Exercise brief:
Restate every entry word for word.

════

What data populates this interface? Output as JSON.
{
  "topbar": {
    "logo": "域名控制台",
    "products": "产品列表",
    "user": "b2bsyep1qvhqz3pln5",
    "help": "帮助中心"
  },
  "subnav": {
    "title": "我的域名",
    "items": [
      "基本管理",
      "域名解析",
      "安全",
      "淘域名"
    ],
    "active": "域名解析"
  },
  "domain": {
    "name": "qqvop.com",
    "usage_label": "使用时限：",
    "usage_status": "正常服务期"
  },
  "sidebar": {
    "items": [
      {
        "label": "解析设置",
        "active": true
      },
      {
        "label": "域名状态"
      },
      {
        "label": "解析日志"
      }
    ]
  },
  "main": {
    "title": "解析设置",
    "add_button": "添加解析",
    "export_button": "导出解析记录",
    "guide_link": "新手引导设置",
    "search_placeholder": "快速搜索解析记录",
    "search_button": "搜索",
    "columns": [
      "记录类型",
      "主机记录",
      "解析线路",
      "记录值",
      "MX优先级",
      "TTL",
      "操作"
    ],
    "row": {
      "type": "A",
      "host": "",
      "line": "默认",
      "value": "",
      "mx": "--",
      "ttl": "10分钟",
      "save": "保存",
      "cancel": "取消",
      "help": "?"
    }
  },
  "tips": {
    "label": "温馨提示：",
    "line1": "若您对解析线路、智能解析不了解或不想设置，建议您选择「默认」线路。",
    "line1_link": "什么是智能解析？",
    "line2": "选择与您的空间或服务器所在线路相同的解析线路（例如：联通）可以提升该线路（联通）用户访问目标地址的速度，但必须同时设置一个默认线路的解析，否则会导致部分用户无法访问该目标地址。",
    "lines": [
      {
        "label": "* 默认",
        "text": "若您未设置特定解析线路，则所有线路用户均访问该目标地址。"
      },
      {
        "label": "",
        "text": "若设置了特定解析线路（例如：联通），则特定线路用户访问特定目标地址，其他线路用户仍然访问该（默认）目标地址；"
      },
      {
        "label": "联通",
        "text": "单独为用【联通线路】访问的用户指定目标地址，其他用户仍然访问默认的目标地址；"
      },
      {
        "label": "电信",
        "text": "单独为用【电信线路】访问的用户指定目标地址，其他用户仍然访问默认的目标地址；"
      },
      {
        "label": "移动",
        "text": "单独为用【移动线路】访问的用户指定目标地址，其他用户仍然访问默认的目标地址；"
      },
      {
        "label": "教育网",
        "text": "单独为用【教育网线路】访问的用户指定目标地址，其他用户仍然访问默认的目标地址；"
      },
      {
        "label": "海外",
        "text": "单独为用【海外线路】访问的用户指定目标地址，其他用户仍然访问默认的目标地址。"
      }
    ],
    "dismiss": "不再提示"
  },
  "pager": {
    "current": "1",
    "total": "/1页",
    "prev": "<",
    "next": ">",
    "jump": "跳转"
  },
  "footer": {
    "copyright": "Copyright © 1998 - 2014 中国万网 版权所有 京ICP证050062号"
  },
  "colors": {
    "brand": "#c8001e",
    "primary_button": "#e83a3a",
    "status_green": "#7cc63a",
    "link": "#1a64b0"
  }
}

════

Answer for this exercise:
What data populates this interface? Output as JSON.
{
  "topbar": {
    "logo": "域名控制台",
    "products": "产品列表",
    "user": "b2bsyep1qvhqz3pln5",
    "help": "帮助中心"
  },
  "subnav": {
    "title": "我的域名",
    "items": [
      "基本管理",
      "域名解析",
      "安全",
      "淘域名"
    ],
    "active": "域名解析"
  },
  "domain": {
    "name": "qqvop.com",
    "usage_label": "使用时限：",
    "usage_status": "正常服务期"
  },
  "sidebar": {
    "items": [
      {
        "label": "解析设置",
        "active": true
      },
      {
        "label": "域名状态"
      },
      {
        "label": "解析日志"
      }
    ]
  },
  "main": {
    "title": "解析设置",
    "add_button": "添加解析",
    "export_button": "导出解析记录",
    "guide_link": "新手引导设置",
    "search_placeholder": "快速搜索解析记录",
    "search_button": "搜索",
    "columns": [
      "记录类型",
      "主机记录",
      "解析线路",
      "记录值",
      "MX优先级",
      "TTL",
      "操作"
    ],
    "row": {
      "type": "A",
      "host": "",
      "line": "默认",
      "value": "",
      "mx": "--",
      "ttl": "10分钟",
      "save": "保存",
      "cancel": "取消",
      "help": "?"
    }
  },
  "tips": {
    "label": "温馨提示：",
    "line1": "若您对解析线路、智能解析不了解或不想设置，建议您选择「默认」线路。",
    "line1_link": "什么是智能解析？",
    "line2": "选择与您的空间或服务器所在线路相同的解析线路（例如：联通）可以提升该线路（联通）用户访问目标地址的速度，但必须同时设置一个默认线路的解析，否则会导致部分用户无法访问该目标地址。",
    "lines": [
      {
        "label": "* 默认",
        "text": "若您未设置特定解析线路，则所有线路用户均访问该目标地址。"
      },
      {
        "label": "",
        "text": "若设置了特定解析线路（例如：联通），则特定线路用户访问特定目标地址，其他线路用户仍然访问该（默认）目标地址；"
      },
      {
        "label": "联通",
        "text": "单独为用【联通线路】访问的用户指定目标地址，其他用户仍然访问默认的目标地址；"
      },
      {
        "label": "电信",
        "text": "单独为用【电信线路】访问的用户指定目标地址，其他用户仍然访问默认的目标地址；"
      },
      {
        "label": "移动",
        "text": "单独为用【移动线路】访问的用户指定目标地址，其他用户仍然访问默认的目标地址；"
      },
      {
        "label": "教育网",
        "text": "单独为用【教育网线路】访问的用户指定目标地址，其他用户仍然访问默认的目标地址；"
      },
      {
        "label": "海外",
        "text": "单独为用【海外线路】访问的用户指定目标地址，其他用户仍然访问默认的目标地址。"
      }
    ],
    "dismiss": "不再提示"
  },
  "pager": {
    "current": "1",
    "total": "/1页",
    "prev": "<",
    "next": ">",
    "jump": "跳转"
  },
  "footer": {
    "copyright": "Copyright © 1998 - 2014 中国万网 版权所有 京ICP证050062号"
  },
  "colors": {
    "brand": "#c8001e",
    "primary_button": "#e83a3a",
    "status_green": "#7cc63a",
    "link": "#1a64b0"
  }
}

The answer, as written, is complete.